### Data in this exercise:
* * * * * * *

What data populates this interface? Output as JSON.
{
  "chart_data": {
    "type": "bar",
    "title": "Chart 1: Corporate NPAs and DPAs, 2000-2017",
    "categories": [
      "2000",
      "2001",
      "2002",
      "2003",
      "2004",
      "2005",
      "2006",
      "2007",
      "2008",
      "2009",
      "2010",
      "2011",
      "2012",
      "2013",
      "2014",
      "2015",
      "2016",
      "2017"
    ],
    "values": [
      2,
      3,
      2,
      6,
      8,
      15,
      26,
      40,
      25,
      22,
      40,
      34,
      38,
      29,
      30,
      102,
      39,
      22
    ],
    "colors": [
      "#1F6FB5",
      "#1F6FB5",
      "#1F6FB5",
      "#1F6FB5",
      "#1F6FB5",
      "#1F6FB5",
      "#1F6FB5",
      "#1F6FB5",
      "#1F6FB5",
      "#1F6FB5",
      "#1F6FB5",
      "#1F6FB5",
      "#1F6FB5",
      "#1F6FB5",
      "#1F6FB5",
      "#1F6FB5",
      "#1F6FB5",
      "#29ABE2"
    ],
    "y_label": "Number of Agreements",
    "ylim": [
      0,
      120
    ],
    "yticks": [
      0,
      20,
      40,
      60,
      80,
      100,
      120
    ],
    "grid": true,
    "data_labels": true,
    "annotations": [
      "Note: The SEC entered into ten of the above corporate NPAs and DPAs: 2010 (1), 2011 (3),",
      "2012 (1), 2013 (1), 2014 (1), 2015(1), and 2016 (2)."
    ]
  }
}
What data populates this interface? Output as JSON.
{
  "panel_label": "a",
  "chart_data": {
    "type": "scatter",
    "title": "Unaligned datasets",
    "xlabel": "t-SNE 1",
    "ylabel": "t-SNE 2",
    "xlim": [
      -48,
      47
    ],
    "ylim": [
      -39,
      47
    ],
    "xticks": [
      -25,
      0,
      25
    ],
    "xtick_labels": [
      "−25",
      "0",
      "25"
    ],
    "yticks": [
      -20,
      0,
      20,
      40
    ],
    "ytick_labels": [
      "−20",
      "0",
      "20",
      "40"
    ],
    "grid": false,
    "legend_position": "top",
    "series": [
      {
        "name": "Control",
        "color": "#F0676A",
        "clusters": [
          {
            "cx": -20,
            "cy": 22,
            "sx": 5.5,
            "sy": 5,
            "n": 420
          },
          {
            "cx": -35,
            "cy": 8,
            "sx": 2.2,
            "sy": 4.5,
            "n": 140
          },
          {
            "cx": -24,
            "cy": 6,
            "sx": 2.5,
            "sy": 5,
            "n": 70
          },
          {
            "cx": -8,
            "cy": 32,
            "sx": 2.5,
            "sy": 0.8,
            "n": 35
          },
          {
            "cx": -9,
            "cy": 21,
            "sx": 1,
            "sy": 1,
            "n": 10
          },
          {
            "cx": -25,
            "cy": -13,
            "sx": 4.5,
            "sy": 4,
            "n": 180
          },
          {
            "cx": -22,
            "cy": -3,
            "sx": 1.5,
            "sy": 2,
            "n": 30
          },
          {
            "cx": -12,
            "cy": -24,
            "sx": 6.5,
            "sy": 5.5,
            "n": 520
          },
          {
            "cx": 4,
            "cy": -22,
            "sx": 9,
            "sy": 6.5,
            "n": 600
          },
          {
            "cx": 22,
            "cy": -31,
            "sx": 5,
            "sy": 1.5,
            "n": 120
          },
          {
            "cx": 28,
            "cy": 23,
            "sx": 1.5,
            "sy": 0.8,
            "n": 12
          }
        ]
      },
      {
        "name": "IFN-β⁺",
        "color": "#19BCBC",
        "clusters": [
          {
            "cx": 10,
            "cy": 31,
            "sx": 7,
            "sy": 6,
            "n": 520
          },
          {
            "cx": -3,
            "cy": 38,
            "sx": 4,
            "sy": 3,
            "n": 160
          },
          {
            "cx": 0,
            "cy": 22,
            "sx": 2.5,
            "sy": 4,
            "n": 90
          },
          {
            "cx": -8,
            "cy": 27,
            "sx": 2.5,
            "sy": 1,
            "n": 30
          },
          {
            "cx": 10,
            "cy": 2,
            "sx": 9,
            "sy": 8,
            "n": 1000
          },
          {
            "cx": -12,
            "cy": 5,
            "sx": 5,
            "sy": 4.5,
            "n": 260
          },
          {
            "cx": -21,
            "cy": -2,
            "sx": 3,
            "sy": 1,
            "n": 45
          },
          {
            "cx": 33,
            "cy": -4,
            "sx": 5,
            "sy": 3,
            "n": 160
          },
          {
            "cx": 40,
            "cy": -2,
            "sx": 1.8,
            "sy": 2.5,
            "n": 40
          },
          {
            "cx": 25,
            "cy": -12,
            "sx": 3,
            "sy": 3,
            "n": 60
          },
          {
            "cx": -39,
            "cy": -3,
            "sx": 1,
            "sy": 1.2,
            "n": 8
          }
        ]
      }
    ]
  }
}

* * * * * * *

### Task brief:
Copy the material above verbatim.

### Response:
What data populates this interface? Output as JSON.
{
  "chart_data": {
    "type": "bar",
    "title": "Chart 1: Corporate NPAs and DPAs, 2000-2017",
    "categories": [
      "2000",
      "2001",
      "2002",
      "2003",
      "2004",
      "2005",
      "2006",
      "2007",
      "2008",
      "2009",
      "2010",
      "2011",
      "2012",
      "2013",
      "2014",
      "2015",
      "2016",
      "2017"
    ],
    "values": [
      2,
      3,
      2,
      6,
      8,
      15,
      26,
      40,
      25,
      22,
      40,
      34,
      38,
      29,
      30,
      102,
      39,
      22
    ],
    "colors": [
      "#1F6FB5",
      "#1F6FB5",
      "#1F6FB5",
      "#1F6FB5",
      "#1F6FB5",
      "#1F6FB5",
      "#1F6FB5",
      "#1F6FB5",
      "#1F6FB5",
      "#1F6FB5",
      "#1F6FB5",
      "#1F6FB5",
      "#1F6FB5",
      "#1F6FB5",
      "#1F6FB5",
      "#1F6FB5",
      "#1F6FB5",
      "#29ABE2"
    ],
    "y_label": "Number of Agreements",
    "ylim": [
      0,
      120
    ],
    "yticks": [
      0,
      20,
      40,
      60,
      80,
      100,
      120
    ],
    "grid": true,
    "data_labels": true,
    "annotations": [
      "Note: The SEC entered into ten of the above corporate NPAs and DPAs: 2010 (1), 2011 (3),",
      "2012 (1), 2013 (1), 2014 (1), 2015(1), and 2016 (2)."
    ]
  }
}
What data populates this interface? Output as JSON.
{
  "panel_label": "a",
  "chart_data": {
    "type": "scatter",
    "title": "Unaligned datasets",
    "xlabel": "t-SNE 1",
    "ylabel": "t-SNE 2",
    "xlim": [
      -48,
      47
    ],
    "ylim": [
      -39,
      47
    ],
    "xticks": [
      -25,
      0,
      25
    ],
    "xtick_labels": [
      "−25",
      "0",
      "25"
    ],
    "yticks": [
      -20,
      0,
      20,
      40
    ],
    "ytick_labels": [
      "−20",
      "0",
      "20",
      "40"
    ],
    "grid": false,
    "legend_position": "top",
    "series": [
      {
        "name": "Control",
        "color": "#F0676A",
        "clusters": [
          {
            "cx": -20,
            "cy": 22,
            "sx": 5.5,
            "sy": 5,
            "n": 420
          },
          {
            "cx": -35,
            "cy": 8,
            "sx": 2.2,
            "sy": 4.5,
            "n": 140
          },
          {
            "cx": -24,
            "cy": 6,
            "sx": 2.5,
            "sy": 5,
            "n": 70
          },
          {
            "cx": -8,
            "cy": 32,
            "sx": 2.5,
            "sy": 0.8,
            "n": 35
          },
          {
            "cx": -9,
            "cy": 21,
            "sx": 1,
            "sy": 1,
            "n": 10
          },
          {
            "cx": -25,
            "cy": -13,
            "sx": 4.5,
            "sy": 4,
            "n": 180
          },
          {
            "cx": -22,
            "cy": -3,
            "sx": 1.5,
            "sy": 2,
            "n": 30
          },
          {
            "cx": -12,
            "cy": -24,
            "sx": 6.5,
            "sy": 5.5,
            "n": 520
          },
          {
            "cx": 4,
            "cy": -22,
            "sx": 9,
            "sy": 6.5,
            "n": 600
          },
          {
            "cx": 22,
            "cy": -31,
            "sx": 5,
            "sy": 1.5,
            "n": 120
          },
          {
            "cx": 28,
            "cy": 23,
            "sx": 1.5,
            "sy": 0.8,
            "n": 12
          }
        ]
      },
      {
        "name": "IFN-β⁺",
        "color": "#19BCBC",
        "clusters": [
          {
            "cx": 10,
            "cy": 31,
            "sx": 7,
            "sy": 6,
            "n": 520
          },
          {
            "cx": -3,
            "cy": 38,
            "sx": 4,
            "sy": 3,
            "n": 160
          },
          {
            "cx": 0,
            "cy": 22,
            "sx": 2.5,
            "sy": 4,
            "n": 90
          },
          {
            "cx": -8,
            "cy": 27,
            "sx": 2.5,
            "sy": 1,
            "n": 30
          },
          {
            "cx": 10,
            "cy": 2,
            "sx": 9,
            "sy": 8,
            "n": 1000
          },
          {
            "cx": -12,
            "cy": 5,
            "sx": 5,
            "sy": 4.5,
            "n": 260
          },
          {
            "cx": -21,
            "cy": -2,
            "sx": 3,
            "sy": 1,
            "n": 45
          },
          {
            "cx": 33,
            "cy": -4,
            "sx": 5,
            "sy": 3,
            "n": 160
          },
          {
            "cx": 40,
            "cy": -2,
            "sx": 1.8,
            "sy": 2.5,
            "n": 40
          },
          {
            "cx": 25,
            "cy": -12,
            "sx": 3,
            "sy": 3,
            "n": 60
          },
          {
            "cx": -39,
            "cy": -3,
            "sx": 1,
            "sy": 1.2,
            "n": 8
          }
        ]
      }
    ]
  }
}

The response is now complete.